▸ Stored records:
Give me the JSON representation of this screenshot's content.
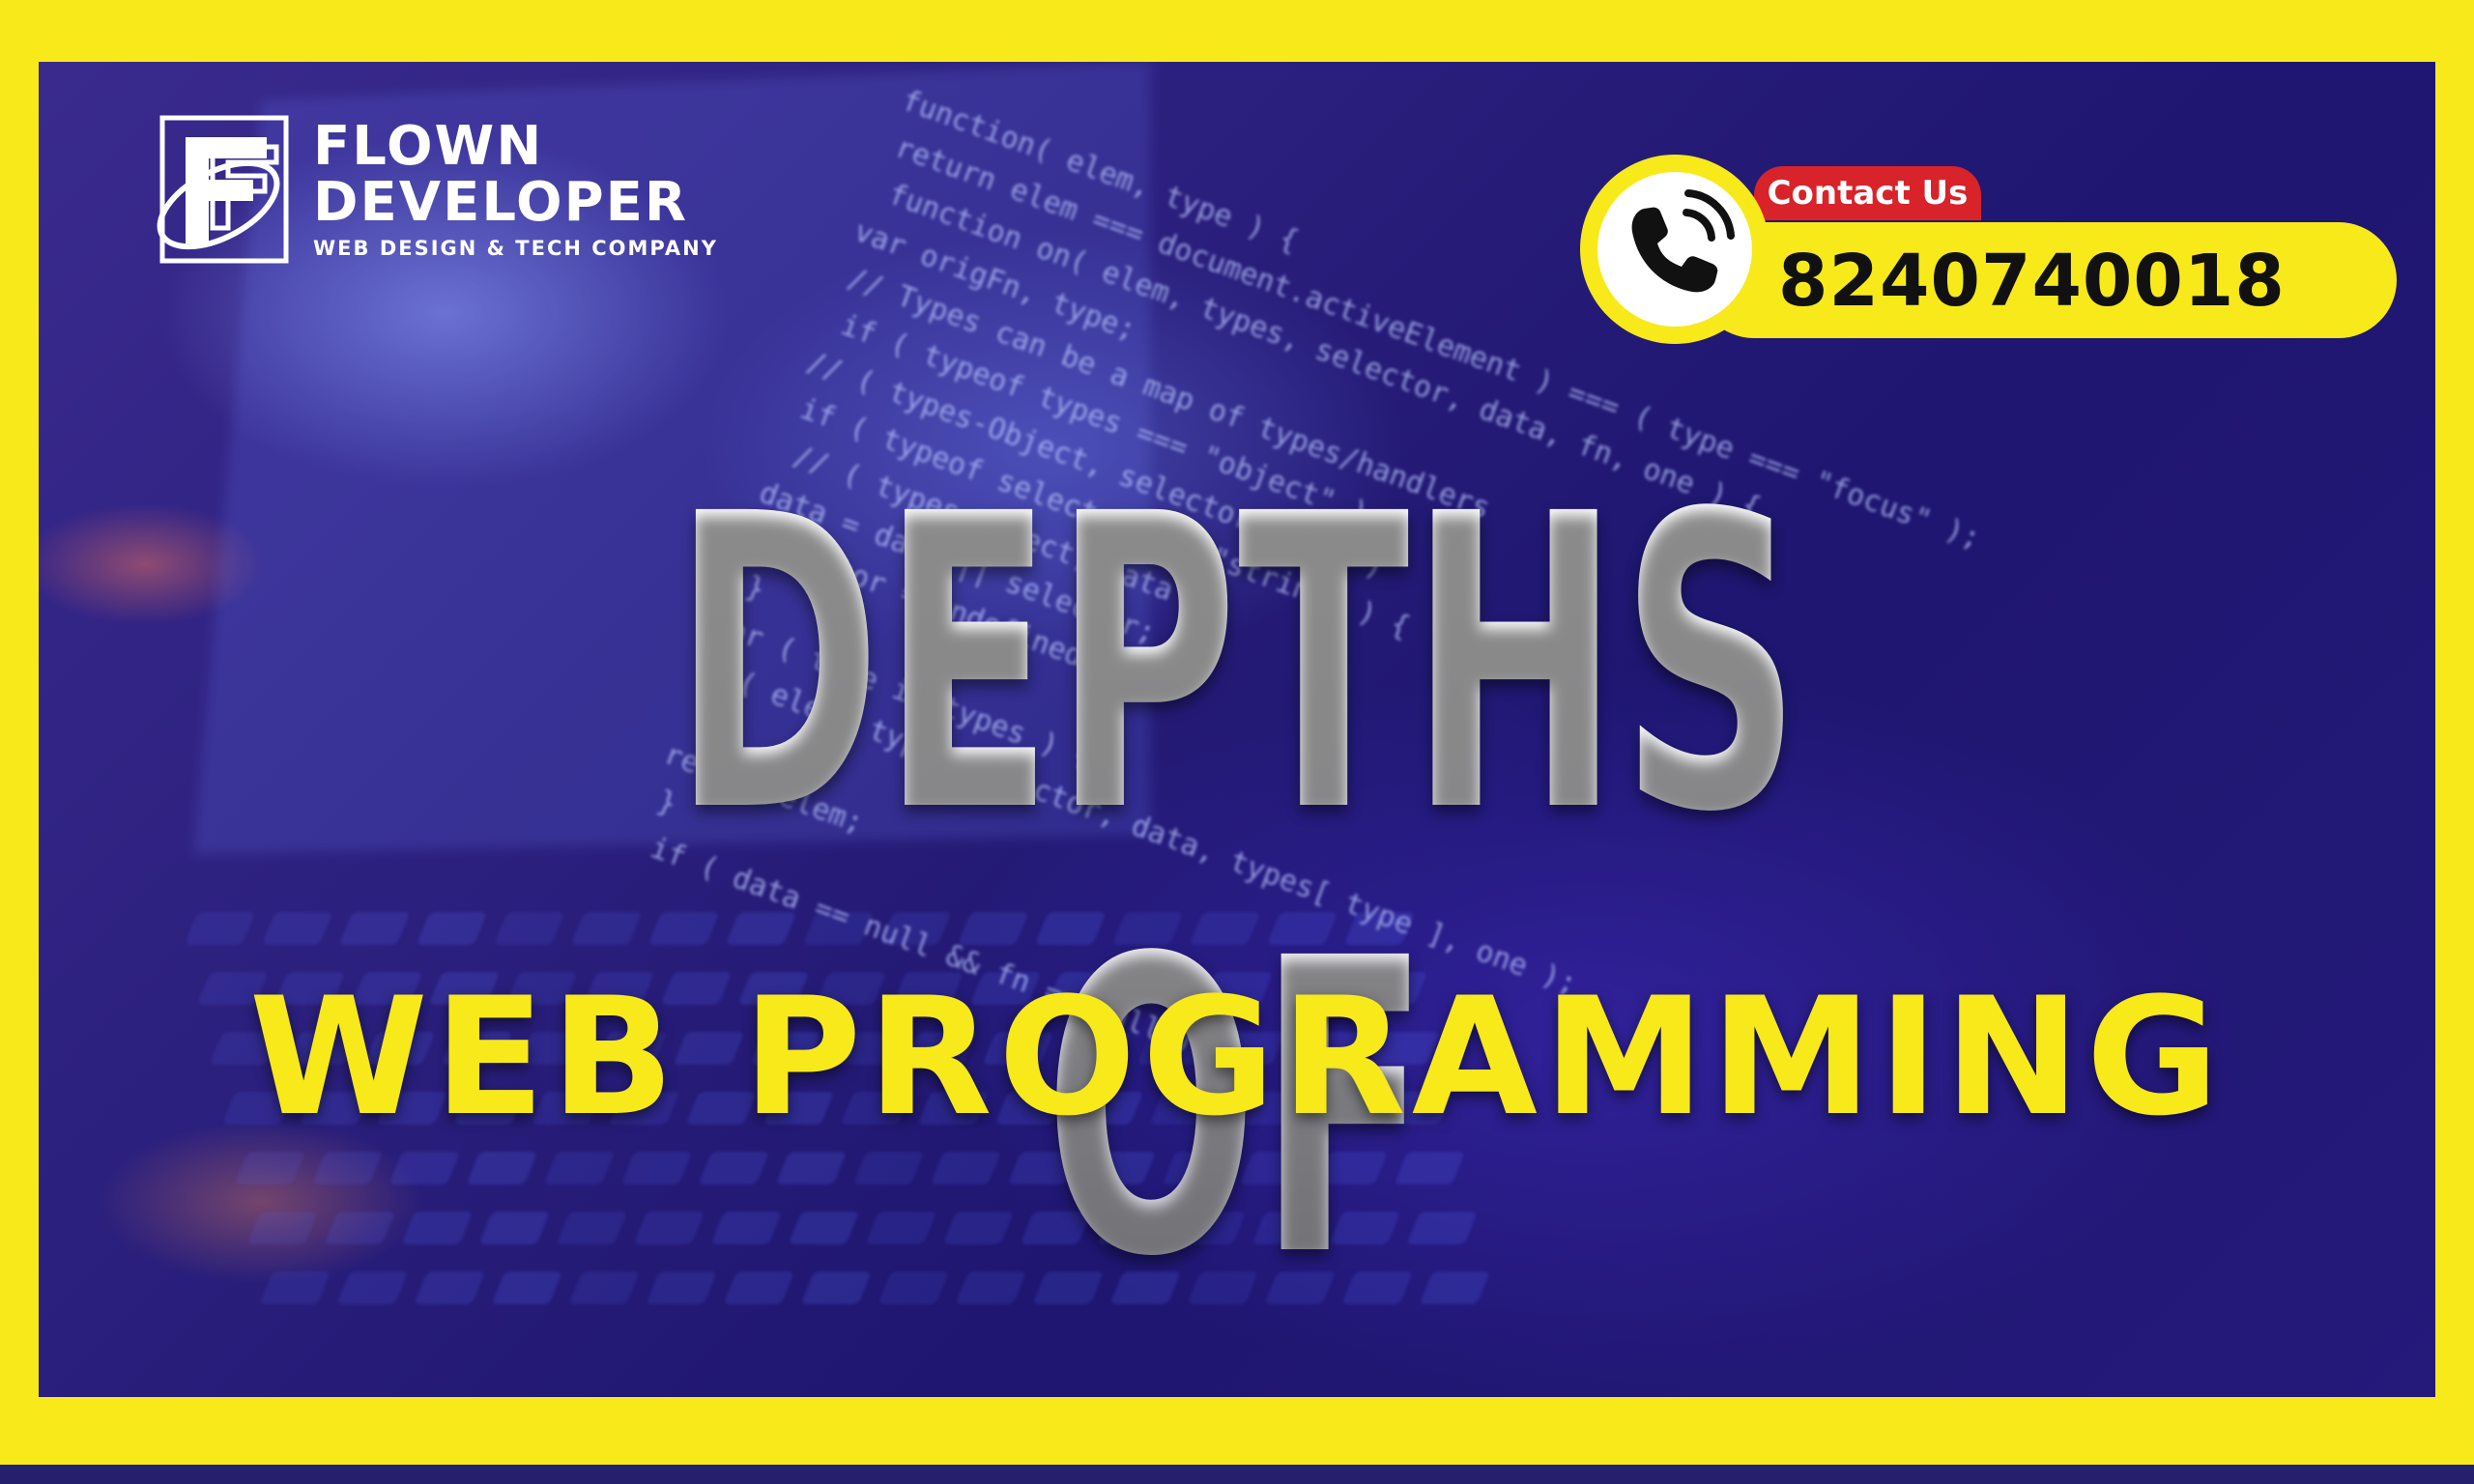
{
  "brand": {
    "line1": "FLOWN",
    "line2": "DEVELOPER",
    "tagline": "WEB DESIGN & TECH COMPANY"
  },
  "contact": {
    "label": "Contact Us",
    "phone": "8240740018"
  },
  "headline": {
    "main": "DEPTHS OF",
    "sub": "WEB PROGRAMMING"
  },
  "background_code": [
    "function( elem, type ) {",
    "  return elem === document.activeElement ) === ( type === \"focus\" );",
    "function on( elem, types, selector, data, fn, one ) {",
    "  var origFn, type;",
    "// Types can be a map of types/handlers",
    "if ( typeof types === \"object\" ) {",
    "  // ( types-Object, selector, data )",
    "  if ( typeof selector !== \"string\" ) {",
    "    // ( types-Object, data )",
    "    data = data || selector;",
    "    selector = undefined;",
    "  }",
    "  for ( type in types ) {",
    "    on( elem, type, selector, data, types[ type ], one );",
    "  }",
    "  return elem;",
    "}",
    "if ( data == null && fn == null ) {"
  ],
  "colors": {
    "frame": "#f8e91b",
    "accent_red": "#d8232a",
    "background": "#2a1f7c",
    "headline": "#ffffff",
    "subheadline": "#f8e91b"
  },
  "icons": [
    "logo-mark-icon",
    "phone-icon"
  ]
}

---

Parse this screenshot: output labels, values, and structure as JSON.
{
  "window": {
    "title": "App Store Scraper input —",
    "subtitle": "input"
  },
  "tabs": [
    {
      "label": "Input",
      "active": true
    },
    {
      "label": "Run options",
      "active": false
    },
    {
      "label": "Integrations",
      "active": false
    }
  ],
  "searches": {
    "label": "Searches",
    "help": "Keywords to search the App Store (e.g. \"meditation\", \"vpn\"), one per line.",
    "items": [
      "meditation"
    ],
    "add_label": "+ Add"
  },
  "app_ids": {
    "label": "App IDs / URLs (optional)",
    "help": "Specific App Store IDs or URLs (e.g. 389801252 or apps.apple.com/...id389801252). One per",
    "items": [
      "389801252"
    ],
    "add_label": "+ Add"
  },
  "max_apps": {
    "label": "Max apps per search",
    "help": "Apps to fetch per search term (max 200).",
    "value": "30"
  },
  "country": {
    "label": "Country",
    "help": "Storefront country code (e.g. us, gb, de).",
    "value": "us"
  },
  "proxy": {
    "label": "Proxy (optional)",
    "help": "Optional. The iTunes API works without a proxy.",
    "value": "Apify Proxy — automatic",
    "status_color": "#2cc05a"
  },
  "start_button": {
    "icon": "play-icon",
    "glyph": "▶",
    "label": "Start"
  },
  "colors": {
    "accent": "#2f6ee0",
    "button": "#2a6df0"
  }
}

---

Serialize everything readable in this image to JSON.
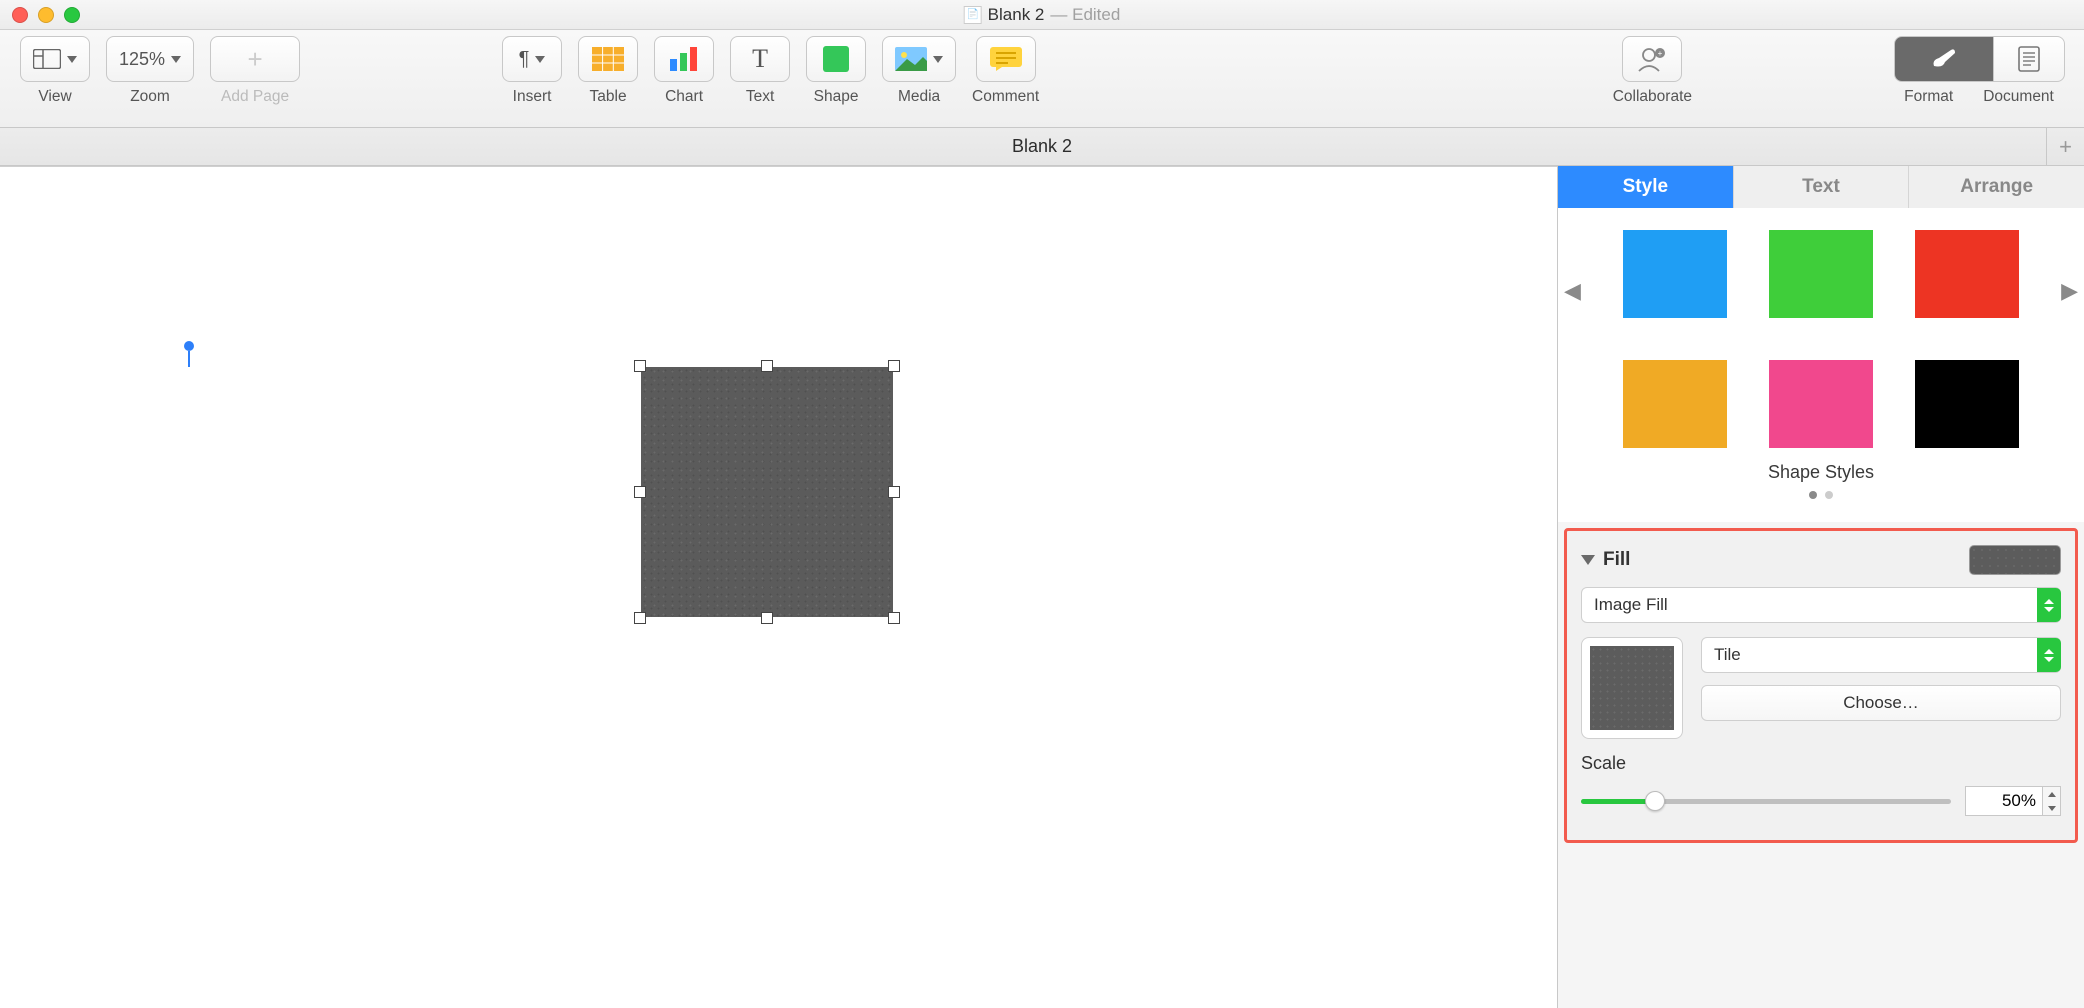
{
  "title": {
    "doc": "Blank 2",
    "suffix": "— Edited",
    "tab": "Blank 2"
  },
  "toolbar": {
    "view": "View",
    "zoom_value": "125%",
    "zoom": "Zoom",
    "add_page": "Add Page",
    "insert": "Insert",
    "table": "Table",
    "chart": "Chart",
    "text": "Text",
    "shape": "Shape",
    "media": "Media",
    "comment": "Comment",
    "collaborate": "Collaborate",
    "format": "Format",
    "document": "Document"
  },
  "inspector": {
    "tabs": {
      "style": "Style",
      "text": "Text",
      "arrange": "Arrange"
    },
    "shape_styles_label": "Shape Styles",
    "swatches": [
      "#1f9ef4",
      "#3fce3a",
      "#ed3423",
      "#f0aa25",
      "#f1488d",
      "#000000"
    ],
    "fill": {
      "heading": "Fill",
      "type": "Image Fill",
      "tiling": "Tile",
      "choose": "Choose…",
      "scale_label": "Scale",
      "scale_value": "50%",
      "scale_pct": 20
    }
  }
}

▸ Goal of the exercise:
Every line of the listing that holds "document" should be found and copied.

▸ Answer in full:
    "  return elem === document.activeElement ) === ( type === \"focus\" );",
    "document": "Document"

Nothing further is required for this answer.